Given data.
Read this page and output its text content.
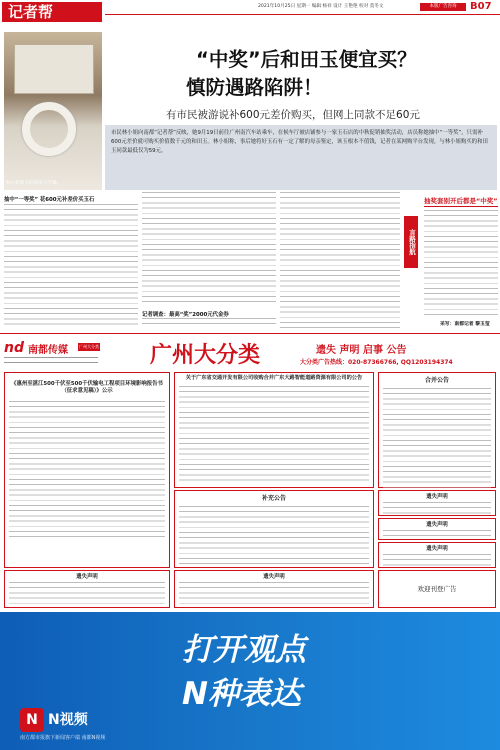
记者帮	2021年10月25日 星期一 编辑 杨祥 设计 王艳艳 校对 莫冬文	本版广告咨询	B07
林小姐购买的和田玉手镯。
“中奖”后和田玉便宜买？
慎防遇路陷阱！
有市民被游说补600元差价购买，但网上同款不足60元
市民林小姐向南都“记者帮”反映，她9月19日前往广州南汽车站乘车，在候车厅被店铺参与一家玉石店的中秋促销抽奖活动，店员称她抽中“一等奖”，只需补600元差价就可购买价值数千元的和田玉。林小姐称，事后她将好玉石有一定了解的母亲鉴定，该玉根本不值钱，记者在某网购平台发现，与林小姐购买的和田玉同款最低仅为59元。
抽中“一等奖” 花600元补差价买玉石
记者调查：最高“奖”2000元代金券
言路指航
抽奖套别开后都是“中奖”
采写：南都记者 黎玉莹
nd 南都传媒	广州大分类 广州大分类	遗失 声明 启事 公告
大分类广告热线：020-87366766, QQ1203194374
关于广东省交通开发有限公司收购合并广东大路智能道路资源有限公司的公告	合并公告
补充公告
《惠州至湛江500千伏至500千伏输电工程项目环境影响报告书（征求意见稿）》公示
遗失声明
遗失声明
遗失声明
遗失声明	遗失声明
欢迎刊登广告
打开观点
N种表达
N N视频
南方都市报旗下新闻客户端 南都N视频
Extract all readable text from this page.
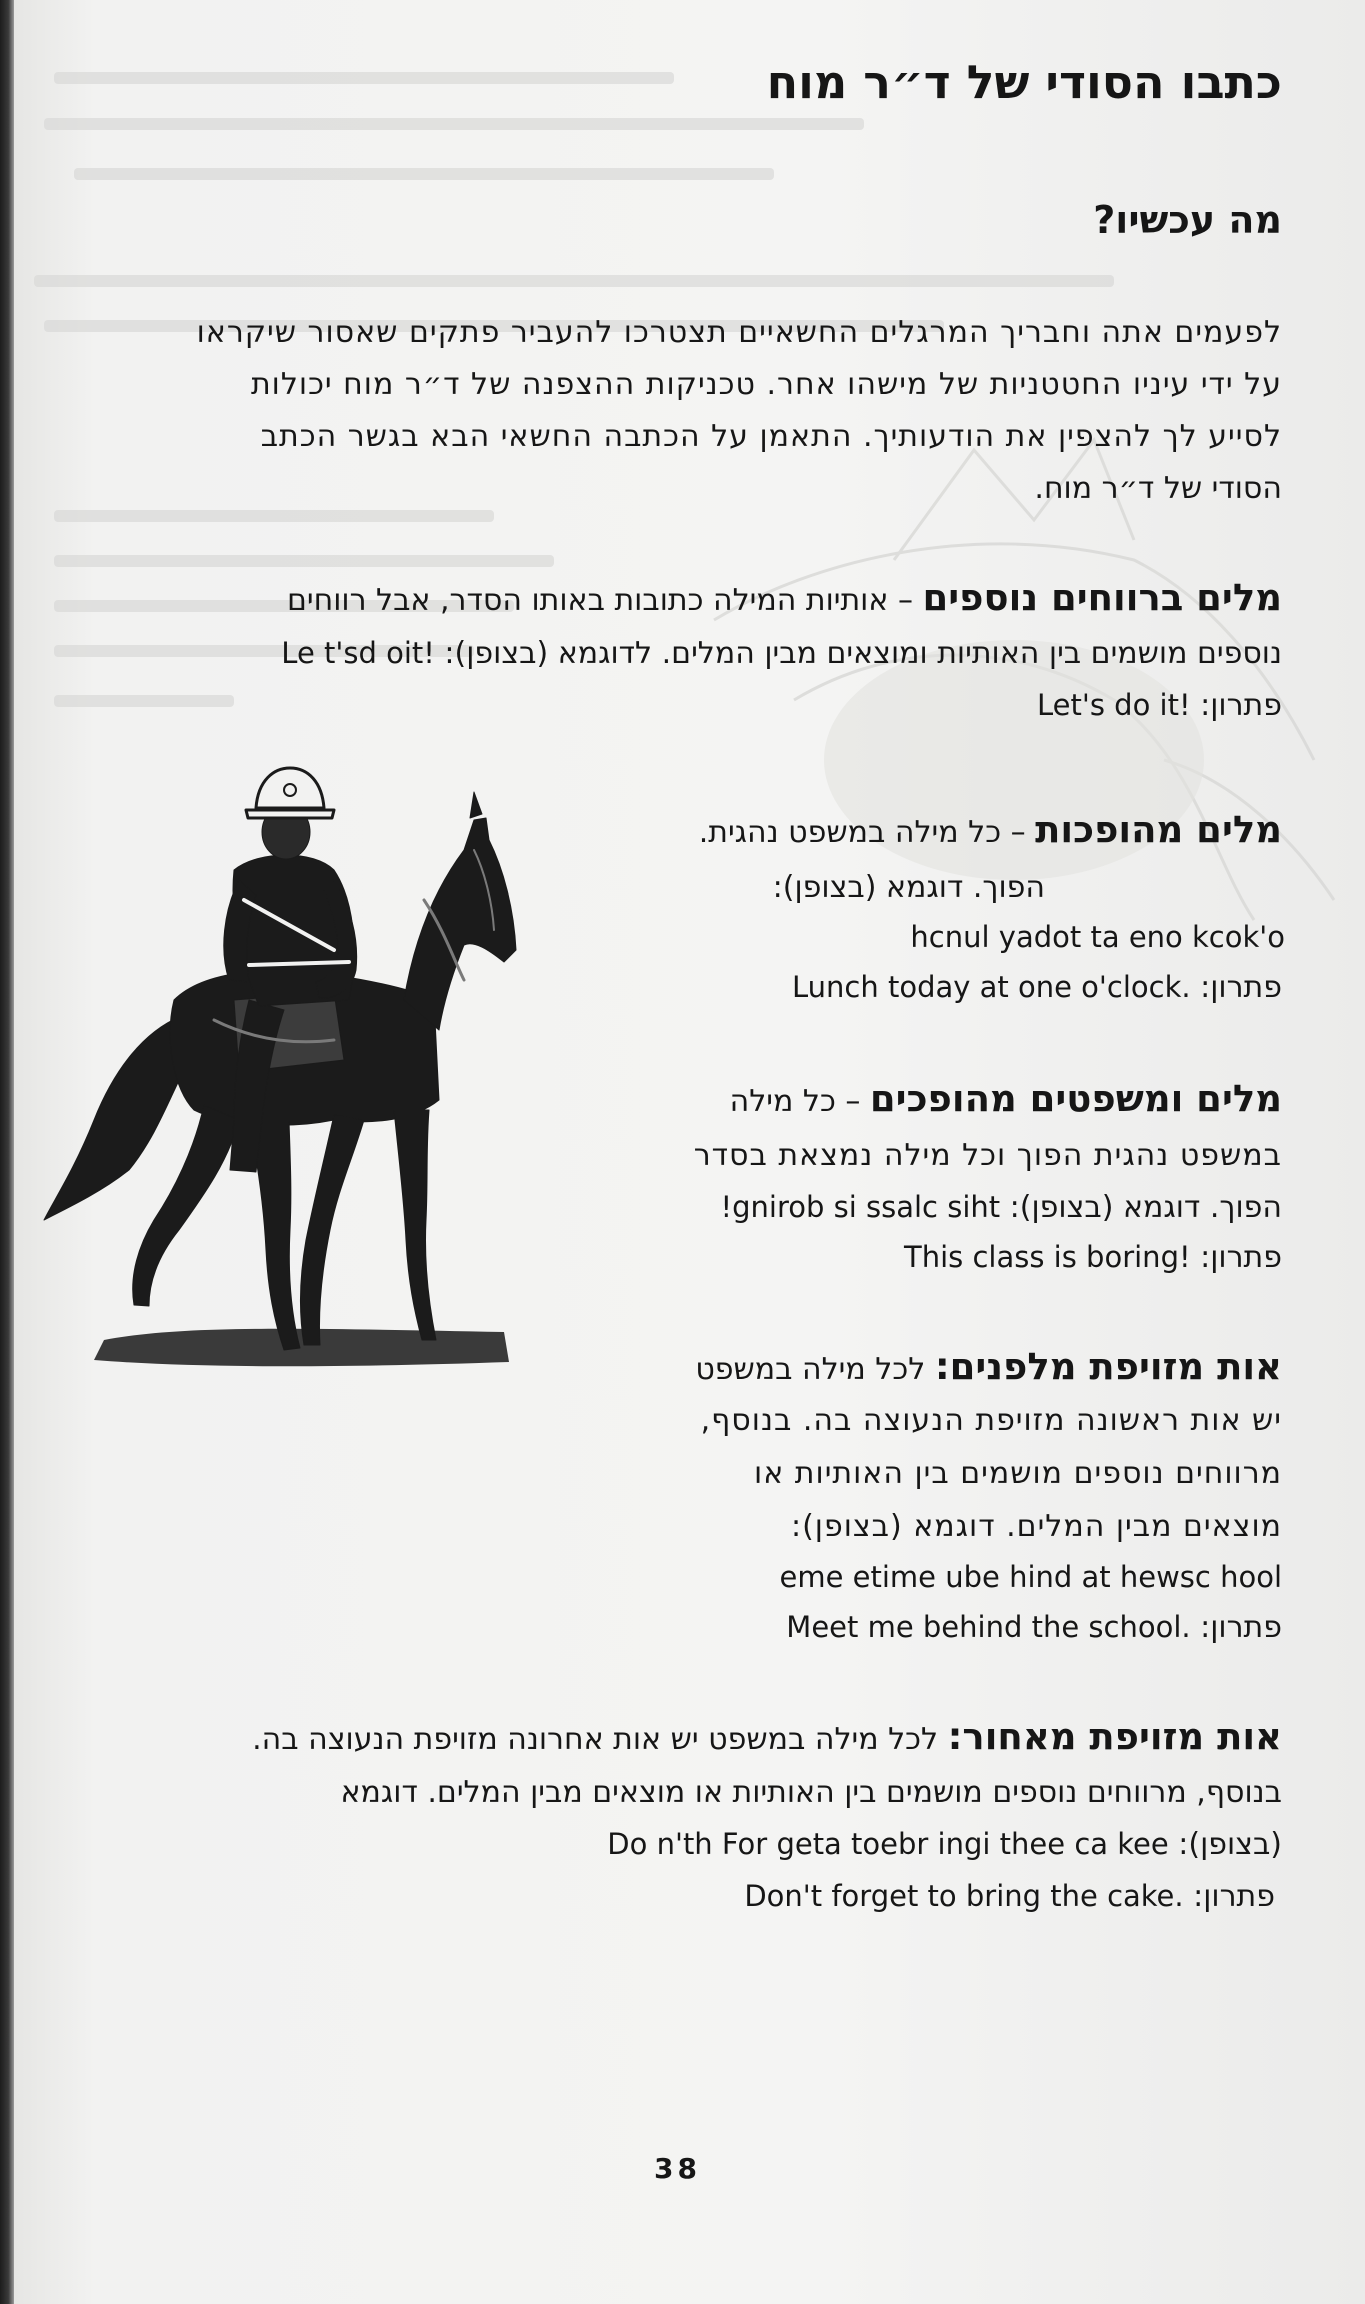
כתבו הסודי של ד״ר מוח
מה עכשיו?
לפעמים אתה וחבריך המרגלים החשאיים תצטרכו להעביר פתקים שאסור שיקראו
על ידי עיניו החטטניות של מישהו אחר. טכניקות ההצפנה של ד״ר מוח יכולות
לסייע לך להצפין את הודעותיך. התאמן על הכתבה החשאי הבא בגשר הכתב
הסודי של ד״ר מוח.
מלים ברווחים נוספים – אותיות המילה כתובות באותו הסדר, אבל רווחים
נוספים מושמים בין האותיות ומוצאים מבין המלים. לדוגמא (בצופן): Le t'sd oit!
פתרון: Let's do it!
מלים מהופכות – כל מילה במשפט נהגית.
הפוך. דוגמא (בצופן):
hcnul yadot ta eno kcok'o
פתרון: Lunch today at one o'clock.
מלים ומשפטים מהופכים – כל מילה
במשפט נהגית הפוך וכל מילה נמצאת בסדר
הפוך. דוגמא (בצופן): !gnirob si ssalc siht
פתרון: This class is boring!
אות מזויפת מלפנים: לכל מילה במשפט
יש אות ראשונה מזויפת הנעוצה בה. בנוסף,
מרווחים נוספים מושמים בין האותיות או
מוצאים מבין המלים. דוגמא (בצופן):
eme etime ube hind at hewsc hool
פתרון: Meet me behind the school.
אות מזויפת מאחור: לכל מילה במשפט יש אות אחרונה מזויפת הנעוצה בה.
בנוסף, מרווחים נוספים מושמים בין האותיות או מוצאים מבין המלים. דוגמא
(בצופן): Do n'th For geta toebr ingi thee ca kee
פתרון: Don't forget to bring the cake.
38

Required work. Tell how many lines of the data above hold the string "האותיות". Give only the number.

Solution to this exercise. 3